(Items from a dataset)
• • •

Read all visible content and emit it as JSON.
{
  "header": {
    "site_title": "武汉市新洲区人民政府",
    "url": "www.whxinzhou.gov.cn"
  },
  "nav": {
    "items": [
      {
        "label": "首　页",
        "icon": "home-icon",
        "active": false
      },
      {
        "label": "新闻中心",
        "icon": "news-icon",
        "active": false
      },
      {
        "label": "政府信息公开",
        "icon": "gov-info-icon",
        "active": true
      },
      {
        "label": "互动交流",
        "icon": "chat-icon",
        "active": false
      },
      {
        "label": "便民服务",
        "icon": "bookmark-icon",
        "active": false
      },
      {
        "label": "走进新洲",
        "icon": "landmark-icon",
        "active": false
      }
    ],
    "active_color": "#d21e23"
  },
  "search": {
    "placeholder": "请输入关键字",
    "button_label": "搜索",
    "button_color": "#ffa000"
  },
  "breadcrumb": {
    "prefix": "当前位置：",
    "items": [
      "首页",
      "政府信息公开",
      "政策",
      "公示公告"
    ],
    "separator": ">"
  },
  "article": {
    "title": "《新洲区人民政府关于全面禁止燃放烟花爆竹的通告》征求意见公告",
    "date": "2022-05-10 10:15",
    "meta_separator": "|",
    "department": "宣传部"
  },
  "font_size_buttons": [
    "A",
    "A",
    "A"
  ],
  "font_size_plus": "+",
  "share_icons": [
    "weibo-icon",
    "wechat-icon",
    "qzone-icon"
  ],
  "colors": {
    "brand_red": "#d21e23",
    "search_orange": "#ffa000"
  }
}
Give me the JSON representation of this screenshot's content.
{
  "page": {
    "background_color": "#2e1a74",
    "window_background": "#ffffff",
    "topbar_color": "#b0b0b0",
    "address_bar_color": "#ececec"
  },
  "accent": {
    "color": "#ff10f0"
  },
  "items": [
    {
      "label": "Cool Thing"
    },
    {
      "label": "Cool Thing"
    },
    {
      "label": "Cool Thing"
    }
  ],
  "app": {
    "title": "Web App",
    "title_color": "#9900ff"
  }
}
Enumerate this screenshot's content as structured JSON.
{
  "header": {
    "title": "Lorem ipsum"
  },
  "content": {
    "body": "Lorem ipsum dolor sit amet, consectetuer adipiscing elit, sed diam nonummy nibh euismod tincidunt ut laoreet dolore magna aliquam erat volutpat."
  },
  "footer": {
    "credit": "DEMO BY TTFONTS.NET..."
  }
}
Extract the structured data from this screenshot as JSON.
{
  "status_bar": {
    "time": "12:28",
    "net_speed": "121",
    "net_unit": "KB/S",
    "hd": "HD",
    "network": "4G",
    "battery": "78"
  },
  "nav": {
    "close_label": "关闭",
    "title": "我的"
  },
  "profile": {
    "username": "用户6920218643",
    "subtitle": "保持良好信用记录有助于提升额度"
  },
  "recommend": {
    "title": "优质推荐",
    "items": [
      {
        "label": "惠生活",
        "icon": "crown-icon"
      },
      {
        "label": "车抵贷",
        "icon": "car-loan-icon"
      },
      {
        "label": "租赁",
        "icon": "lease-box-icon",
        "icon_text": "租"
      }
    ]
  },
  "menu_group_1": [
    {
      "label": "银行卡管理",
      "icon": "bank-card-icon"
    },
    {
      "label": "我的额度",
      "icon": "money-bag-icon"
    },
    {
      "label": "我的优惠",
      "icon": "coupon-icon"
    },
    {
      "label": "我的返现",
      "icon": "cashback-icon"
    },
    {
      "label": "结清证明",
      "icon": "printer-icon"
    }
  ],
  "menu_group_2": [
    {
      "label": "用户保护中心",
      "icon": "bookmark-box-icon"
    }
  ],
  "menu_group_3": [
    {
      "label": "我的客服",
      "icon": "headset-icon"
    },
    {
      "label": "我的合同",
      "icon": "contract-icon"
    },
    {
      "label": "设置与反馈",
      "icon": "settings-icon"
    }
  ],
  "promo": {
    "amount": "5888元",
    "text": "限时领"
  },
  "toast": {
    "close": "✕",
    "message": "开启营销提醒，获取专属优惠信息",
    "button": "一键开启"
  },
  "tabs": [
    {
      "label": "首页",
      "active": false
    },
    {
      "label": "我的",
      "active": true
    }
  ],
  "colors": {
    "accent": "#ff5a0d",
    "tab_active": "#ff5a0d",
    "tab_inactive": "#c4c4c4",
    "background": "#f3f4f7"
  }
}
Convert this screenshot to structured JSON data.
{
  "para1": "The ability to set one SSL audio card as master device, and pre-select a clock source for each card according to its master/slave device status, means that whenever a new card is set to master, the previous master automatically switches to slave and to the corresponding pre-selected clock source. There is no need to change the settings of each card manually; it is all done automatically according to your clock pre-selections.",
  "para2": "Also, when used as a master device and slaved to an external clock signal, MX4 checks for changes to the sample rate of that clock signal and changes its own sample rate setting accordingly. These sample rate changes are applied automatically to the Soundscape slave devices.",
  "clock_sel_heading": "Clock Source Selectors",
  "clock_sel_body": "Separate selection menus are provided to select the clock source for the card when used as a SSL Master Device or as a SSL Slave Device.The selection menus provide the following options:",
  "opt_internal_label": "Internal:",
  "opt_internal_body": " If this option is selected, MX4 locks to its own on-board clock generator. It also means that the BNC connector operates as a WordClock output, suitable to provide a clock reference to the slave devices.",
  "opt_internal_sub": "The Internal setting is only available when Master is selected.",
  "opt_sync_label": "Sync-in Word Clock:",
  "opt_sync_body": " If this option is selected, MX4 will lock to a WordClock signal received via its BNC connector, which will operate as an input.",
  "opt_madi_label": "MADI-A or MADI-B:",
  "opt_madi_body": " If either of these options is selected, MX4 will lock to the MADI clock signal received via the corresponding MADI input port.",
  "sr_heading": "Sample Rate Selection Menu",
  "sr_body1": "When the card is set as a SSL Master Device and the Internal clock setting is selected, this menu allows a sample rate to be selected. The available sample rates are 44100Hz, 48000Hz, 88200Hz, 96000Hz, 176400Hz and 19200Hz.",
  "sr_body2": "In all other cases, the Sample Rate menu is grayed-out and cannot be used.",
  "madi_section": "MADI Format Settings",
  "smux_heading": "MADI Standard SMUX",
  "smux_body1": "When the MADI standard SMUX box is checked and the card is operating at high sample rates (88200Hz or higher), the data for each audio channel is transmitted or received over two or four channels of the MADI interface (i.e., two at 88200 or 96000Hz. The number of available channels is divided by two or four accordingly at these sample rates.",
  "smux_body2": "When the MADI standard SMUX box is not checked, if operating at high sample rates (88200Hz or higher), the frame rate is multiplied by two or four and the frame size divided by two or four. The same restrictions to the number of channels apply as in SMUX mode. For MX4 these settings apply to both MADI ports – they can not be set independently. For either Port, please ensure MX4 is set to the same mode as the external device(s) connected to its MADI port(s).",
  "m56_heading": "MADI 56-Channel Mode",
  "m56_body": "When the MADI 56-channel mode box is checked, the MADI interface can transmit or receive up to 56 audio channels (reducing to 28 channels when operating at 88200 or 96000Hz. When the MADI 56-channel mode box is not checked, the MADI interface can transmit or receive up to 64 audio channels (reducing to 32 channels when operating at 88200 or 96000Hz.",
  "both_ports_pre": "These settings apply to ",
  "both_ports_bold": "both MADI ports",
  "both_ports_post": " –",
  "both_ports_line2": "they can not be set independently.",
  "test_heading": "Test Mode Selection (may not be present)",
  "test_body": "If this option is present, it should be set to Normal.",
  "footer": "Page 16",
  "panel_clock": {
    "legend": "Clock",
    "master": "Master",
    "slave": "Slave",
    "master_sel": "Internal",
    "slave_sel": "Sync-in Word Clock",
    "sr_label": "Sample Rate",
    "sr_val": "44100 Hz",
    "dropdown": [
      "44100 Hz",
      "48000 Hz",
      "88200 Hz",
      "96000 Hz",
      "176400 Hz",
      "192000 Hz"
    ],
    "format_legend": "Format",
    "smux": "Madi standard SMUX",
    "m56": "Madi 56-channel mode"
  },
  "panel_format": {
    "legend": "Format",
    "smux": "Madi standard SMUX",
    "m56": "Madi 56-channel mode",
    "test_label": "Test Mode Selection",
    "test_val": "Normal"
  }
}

• • •

▸ DO THIS
Copy out every line from the records that has the word "JSON".

▸ IN RESPONSE
Read all visible content and emit it as JSON.
Give me the JSON representation of this screenshot's content.
Enumerate this screenshot's content as structured JSON.
Extract the structured data from this screenshot as JSON.
Convert this screenshot to structured JSON data.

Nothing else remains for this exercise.